> **Stored data**:
Start

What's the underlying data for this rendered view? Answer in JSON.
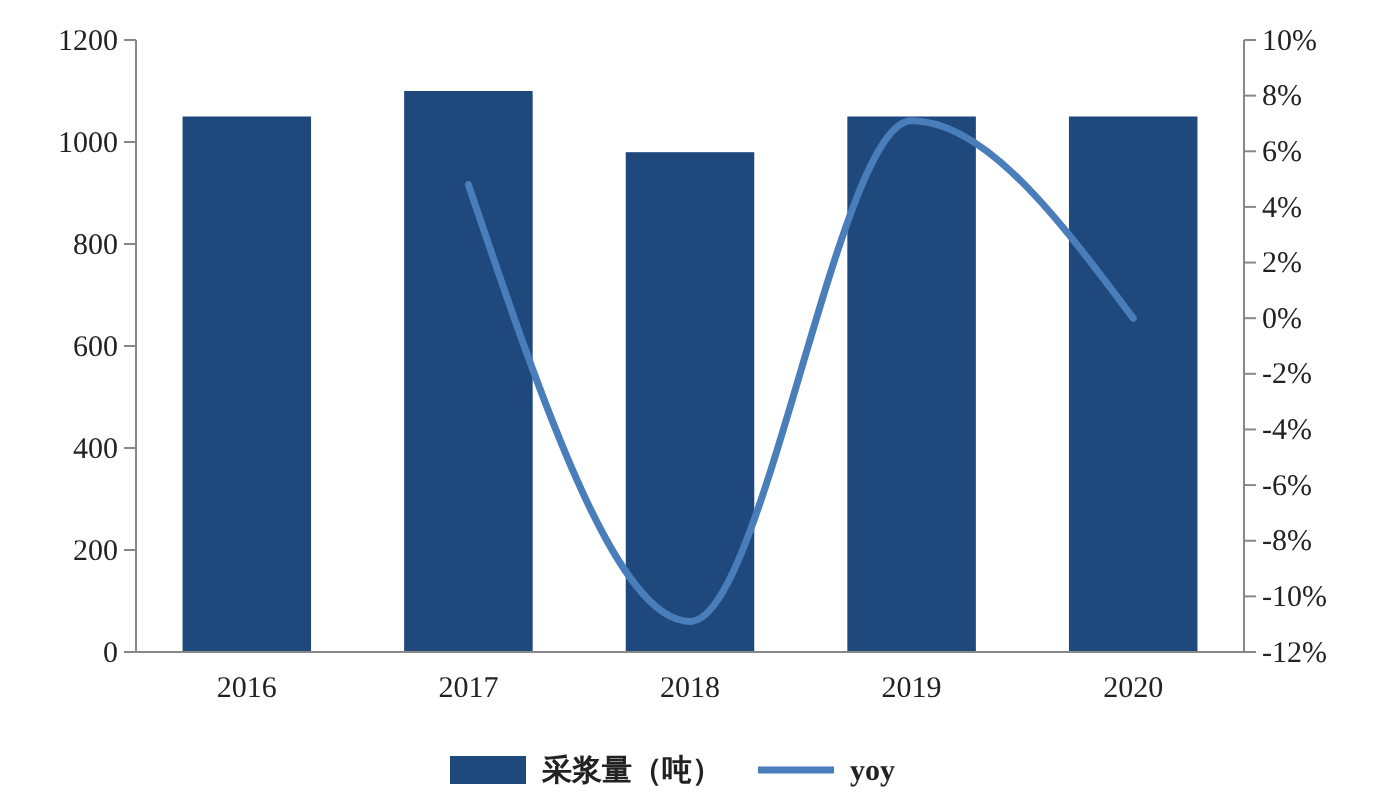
{
  "chart_data": {
    "type": "bar",
    "categories": [
      "2016",
      "2017",
      "2018",
      "2019",
      "2020"
    ],
    "series": [
      {
        "name": "采浆量（吨）",
        "color": "#1f497d",
        "values": [
          1050,
          1100,
          980,
          1050,
          1050
        ]
      },
      {
        "name": "yoy",
        "type": "line",
        "axis": "y2",
        "color": "#4a7ebb",
        "values": [
          null,
          4.8,
          -10.9,
          7.1,
          0
        ]
      }
    ],
    "ylim": [
      0,
      1200
    ],
    "yticks": [
      0,
      200,
      400,
      600,
      800,
      1000,
      1200
    ],
    "y2lim": [
      -12,
      10
    ],
    "y2ticks": [
      {
        "value": -12,
        "label": "-12%"
      },
      {
        "value": -10,
        "label": "-10%"
      },
      {
        "value": -8,
        "label": "-8%"
      },
      {
        "value": -6,
        "label": "-6%"
      },
      {
        "value": -4,
        "label": "-4%"
      },
      {
        "value": -2,
        "label": "-2%"
      },
      {
        "value": 0,
        "label": "0%"
      },
      {
        "value": 2,
        "label": "2%"
      },
      {
        "value": 4,
        "label": "4%"
      },
      {
        "value": 6,
        "label": "6%"
      },
      {
        "value": 8,
        "label": "8%"
      },
      {
        "value": 10,
        "label": "10%"
      }
    ],
    "legend": "bottom",
    "marker": "none"
  }
}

End

> **Directive**:
Search the entries for the word "label" and pick out every line that holds it.

> **The completed task**:
        "label": "-12%"
        "label": "-10%"
        "label": "-8%"
        "label": "-6%"
        "label": "-4%"
        "label": "-2%"
        "label": "0%"
        "label": "2%"
        "label": "4%"
        "label": "6%"
        "label": "8%"
        "label": "10%"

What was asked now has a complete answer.